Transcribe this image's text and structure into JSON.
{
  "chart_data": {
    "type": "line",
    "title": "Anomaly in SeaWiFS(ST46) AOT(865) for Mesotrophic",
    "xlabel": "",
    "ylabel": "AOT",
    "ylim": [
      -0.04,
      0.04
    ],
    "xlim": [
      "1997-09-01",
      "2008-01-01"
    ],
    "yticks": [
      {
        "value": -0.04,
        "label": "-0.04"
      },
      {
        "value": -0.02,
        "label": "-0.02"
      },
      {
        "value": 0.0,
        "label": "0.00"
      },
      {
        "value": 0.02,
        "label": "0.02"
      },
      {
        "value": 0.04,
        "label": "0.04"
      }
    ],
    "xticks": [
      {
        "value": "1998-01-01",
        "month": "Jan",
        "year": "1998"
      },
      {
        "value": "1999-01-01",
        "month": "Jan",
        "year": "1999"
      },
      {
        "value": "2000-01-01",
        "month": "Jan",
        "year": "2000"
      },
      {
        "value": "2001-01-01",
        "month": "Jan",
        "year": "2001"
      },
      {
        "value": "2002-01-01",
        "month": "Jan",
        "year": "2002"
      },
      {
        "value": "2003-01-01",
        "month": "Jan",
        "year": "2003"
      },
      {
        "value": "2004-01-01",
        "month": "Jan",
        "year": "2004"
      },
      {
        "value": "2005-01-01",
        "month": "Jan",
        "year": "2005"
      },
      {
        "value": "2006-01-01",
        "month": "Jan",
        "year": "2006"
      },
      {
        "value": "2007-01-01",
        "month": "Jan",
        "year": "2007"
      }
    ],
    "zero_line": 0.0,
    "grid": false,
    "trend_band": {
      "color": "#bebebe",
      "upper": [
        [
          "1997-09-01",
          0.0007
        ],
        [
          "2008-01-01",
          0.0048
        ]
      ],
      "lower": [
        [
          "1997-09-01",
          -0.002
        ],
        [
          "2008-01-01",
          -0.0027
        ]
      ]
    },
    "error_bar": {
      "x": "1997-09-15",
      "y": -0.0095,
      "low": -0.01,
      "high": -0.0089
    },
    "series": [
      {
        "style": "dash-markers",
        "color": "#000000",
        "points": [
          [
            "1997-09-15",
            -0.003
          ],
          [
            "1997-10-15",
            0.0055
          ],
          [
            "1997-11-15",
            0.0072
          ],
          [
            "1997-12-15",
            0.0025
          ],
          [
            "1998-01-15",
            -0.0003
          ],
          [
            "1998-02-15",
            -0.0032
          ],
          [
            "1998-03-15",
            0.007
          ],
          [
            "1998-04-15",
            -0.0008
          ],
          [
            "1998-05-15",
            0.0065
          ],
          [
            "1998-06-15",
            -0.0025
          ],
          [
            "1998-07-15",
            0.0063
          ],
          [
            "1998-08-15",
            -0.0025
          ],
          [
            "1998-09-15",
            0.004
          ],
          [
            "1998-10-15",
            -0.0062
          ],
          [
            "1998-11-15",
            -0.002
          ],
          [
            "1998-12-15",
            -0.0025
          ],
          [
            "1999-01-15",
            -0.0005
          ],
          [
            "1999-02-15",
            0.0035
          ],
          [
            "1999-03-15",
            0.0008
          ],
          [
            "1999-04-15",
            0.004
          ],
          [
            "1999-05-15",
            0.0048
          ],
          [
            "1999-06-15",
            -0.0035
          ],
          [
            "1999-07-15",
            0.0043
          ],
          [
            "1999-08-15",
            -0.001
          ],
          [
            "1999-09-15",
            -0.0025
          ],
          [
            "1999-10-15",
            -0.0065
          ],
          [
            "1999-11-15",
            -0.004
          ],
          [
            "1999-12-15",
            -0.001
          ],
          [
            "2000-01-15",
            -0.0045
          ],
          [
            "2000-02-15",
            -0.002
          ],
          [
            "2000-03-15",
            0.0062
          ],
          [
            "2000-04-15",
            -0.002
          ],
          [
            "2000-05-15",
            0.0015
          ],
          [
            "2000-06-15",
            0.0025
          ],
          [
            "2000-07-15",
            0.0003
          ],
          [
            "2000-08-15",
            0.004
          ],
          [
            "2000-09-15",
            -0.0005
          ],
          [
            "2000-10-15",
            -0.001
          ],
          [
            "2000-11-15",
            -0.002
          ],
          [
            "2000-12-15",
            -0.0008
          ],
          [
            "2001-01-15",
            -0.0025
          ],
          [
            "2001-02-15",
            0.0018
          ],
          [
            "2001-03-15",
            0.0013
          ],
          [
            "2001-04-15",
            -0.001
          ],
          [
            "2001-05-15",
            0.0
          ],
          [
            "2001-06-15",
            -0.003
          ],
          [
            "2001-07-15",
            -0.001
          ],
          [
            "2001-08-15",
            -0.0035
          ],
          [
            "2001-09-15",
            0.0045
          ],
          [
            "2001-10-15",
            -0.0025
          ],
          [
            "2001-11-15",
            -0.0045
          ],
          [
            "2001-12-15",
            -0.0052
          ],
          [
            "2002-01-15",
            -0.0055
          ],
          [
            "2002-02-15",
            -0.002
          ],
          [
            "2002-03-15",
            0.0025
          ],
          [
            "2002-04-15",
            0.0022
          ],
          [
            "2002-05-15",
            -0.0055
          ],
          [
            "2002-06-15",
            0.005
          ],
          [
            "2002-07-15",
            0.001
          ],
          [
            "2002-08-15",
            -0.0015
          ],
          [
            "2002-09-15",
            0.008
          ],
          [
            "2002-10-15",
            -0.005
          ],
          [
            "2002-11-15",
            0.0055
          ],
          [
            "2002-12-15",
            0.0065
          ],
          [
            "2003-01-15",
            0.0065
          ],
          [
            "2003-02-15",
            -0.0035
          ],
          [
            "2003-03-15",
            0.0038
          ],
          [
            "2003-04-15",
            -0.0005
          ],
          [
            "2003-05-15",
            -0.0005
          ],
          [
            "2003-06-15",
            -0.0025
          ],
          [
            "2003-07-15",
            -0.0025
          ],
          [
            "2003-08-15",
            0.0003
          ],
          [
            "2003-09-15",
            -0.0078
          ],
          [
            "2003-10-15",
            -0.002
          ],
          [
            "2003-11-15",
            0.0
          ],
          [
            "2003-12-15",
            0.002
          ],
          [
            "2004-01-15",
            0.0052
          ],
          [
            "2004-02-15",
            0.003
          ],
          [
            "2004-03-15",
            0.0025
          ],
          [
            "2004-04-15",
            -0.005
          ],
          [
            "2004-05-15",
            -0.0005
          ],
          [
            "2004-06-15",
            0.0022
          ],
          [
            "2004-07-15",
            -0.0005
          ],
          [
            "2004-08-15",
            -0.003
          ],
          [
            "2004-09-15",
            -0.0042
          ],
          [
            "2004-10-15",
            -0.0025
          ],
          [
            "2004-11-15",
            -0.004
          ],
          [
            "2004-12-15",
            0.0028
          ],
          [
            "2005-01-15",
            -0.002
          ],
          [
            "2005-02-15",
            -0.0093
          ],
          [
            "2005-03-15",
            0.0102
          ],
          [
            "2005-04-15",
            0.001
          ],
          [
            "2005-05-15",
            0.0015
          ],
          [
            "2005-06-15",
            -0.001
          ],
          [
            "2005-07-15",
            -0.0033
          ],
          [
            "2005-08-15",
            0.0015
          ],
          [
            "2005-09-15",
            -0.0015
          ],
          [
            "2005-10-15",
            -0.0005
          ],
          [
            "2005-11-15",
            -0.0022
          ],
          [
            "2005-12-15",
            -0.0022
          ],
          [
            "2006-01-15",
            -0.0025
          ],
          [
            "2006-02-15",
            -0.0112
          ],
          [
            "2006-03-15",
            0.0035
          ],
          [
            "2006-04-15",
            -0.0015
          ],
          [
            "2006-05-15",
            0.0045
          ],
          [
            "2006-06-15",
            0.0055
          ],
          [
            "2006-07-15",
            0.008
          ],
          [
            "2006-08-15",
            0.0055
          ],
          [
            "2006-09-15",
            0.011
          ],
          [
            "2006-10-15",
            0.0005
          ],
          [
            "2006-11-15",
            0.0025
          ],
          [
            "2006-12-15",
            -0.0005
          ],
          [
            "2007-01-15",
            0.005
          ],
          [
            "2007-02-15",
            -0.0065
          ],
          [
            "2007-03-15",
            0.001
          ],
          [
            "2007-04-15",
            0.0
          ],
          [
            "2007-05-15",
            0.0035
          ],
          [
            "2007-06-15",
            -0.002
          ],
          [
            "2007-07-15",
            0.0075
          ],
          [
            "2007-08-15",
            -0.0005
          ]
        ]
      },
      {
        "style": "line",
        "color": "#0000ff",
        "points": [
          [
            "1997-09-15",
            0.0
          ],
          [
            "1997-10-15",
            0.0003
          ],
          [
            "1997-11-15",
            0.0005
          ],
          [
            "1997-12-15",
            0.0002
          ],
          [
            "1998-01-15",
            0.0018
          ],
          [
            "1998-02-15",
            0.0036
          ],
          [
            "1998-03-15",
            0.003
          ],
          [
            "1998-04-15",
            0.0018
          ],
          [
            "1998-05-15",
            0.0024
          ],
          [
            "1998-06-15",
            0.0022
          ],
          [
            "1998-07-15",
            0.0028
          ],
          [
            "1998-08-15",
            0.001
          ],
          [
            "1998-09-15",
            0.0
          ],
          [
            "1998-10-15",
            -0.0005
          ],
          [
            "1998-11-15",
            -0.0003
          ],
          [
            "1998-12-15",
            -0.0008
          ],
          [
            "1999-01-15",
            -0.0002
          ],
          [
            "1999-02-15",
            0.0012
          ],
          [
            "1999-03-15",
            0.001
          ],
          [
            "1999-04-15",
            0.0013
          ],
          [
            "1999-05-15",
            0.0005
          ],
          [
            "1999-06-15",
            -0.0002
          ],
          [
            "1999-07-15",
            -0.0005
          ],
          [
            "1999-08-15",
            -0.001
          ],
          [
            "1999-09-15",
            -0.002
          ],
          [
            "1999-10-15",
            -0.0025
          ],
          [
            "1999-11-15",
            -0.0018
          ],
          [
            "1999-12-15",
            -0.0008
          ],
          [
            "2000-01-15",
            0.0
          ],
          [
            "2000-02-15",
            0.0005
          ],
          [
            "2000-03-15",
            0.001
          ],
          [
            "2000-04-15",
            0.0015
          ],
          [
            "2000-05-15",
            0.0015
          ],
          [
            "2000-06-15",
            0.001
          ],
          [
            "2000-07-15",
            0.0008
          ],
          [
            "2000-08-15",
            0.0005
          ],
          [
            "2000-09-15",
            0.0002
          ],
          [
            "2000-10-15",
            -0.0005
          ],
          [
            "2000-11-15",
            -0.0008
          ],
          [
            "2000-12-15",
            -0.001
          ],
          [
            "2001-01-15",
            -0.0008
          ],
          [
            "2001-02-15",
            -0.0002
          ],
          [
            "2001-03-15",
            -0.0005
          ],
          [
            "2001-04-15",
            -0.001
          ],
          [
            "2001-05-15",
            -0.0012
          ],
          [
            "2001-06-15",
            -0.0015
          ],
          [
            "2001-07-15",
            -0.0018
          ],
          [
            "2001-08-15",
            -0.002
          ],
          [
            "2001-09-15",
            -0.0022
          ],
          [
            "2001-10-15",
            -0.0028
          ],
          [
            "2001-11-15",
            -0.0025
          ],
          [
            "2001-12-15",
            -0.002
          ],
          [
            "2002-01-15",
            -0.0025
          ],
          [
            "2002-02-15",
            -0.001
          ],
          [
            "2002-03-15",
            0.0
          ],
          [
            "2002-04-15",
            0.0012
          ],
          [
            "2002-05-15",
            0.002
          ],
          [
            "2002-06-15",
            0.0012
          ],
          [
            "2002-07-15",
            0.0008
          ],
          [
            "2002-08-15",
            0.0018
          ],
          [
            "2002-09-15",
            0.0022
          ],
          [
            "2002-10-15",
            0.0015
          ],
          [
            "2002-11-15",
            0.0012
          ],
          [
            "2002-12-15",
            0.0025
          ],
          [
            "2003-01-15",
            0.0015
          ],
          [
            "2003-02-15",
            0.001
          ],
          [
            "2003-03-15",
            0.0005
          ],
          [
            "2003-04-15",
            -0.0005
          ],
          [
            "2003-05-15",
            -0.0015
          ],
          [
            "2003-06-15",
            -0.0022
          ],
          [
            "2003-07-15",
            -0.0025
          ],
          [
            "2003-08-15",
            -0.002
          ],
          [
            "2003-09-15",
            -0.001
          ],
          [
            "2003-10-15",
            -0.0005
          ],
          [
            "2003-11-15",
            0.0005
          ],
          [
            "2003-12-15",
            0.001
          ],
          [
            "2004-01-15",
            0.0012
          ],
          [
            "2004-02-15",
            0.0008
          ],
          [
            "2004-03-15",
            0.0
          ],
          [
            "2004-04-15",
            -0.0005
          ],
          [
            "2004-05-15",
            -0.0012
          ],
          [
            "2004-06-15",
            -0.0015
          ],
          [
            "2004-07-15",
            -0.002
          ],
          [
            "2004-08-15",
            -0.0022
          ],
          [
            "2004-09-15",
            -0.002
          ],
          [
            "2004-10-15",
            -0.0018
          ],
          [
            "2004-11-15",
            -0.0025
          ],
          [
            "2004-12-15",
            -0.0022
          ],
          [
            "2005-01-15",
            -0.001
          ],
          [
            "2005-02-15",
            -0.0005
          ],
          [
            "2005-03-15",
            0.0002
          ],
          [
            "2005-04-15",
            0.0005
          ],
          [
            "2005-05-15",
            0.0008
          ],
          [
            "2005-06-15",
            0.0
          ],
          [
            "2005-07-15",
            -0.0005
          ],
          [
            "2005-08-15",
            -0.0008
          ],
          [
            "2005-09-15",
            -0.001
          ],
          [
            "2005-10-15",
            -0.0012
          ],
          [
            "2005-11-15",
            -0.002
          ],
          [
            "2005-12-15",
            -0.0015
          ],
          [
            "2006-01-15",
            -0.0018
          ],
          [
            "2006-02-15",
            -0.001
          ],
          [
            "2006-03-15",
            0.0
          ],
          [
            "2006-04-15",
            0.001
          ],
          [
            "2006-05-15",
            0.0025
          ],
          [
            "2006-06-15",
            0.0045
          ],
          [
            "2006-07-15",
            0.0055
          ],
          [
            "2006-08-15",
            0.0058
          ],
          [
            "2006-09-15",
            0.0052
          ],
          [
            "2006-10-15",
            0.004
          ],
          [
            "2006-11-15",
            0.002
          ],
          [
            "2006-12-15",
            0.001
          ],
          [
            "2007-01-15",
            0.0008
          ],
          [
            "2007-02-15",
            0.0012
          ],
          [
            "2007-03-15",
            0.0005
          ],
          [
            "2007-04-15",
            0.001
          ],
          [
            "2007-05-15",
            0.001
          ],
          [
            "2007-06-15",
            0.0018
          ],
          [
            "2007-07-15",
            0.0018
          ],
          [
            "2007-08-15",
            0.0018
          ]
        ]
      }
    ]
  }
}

Directive:
From the records above, copy every line that holds the word "color".

Full answer:
      "color": "#bebebe",
        "color": "#000000",
        "color": "#0000ff",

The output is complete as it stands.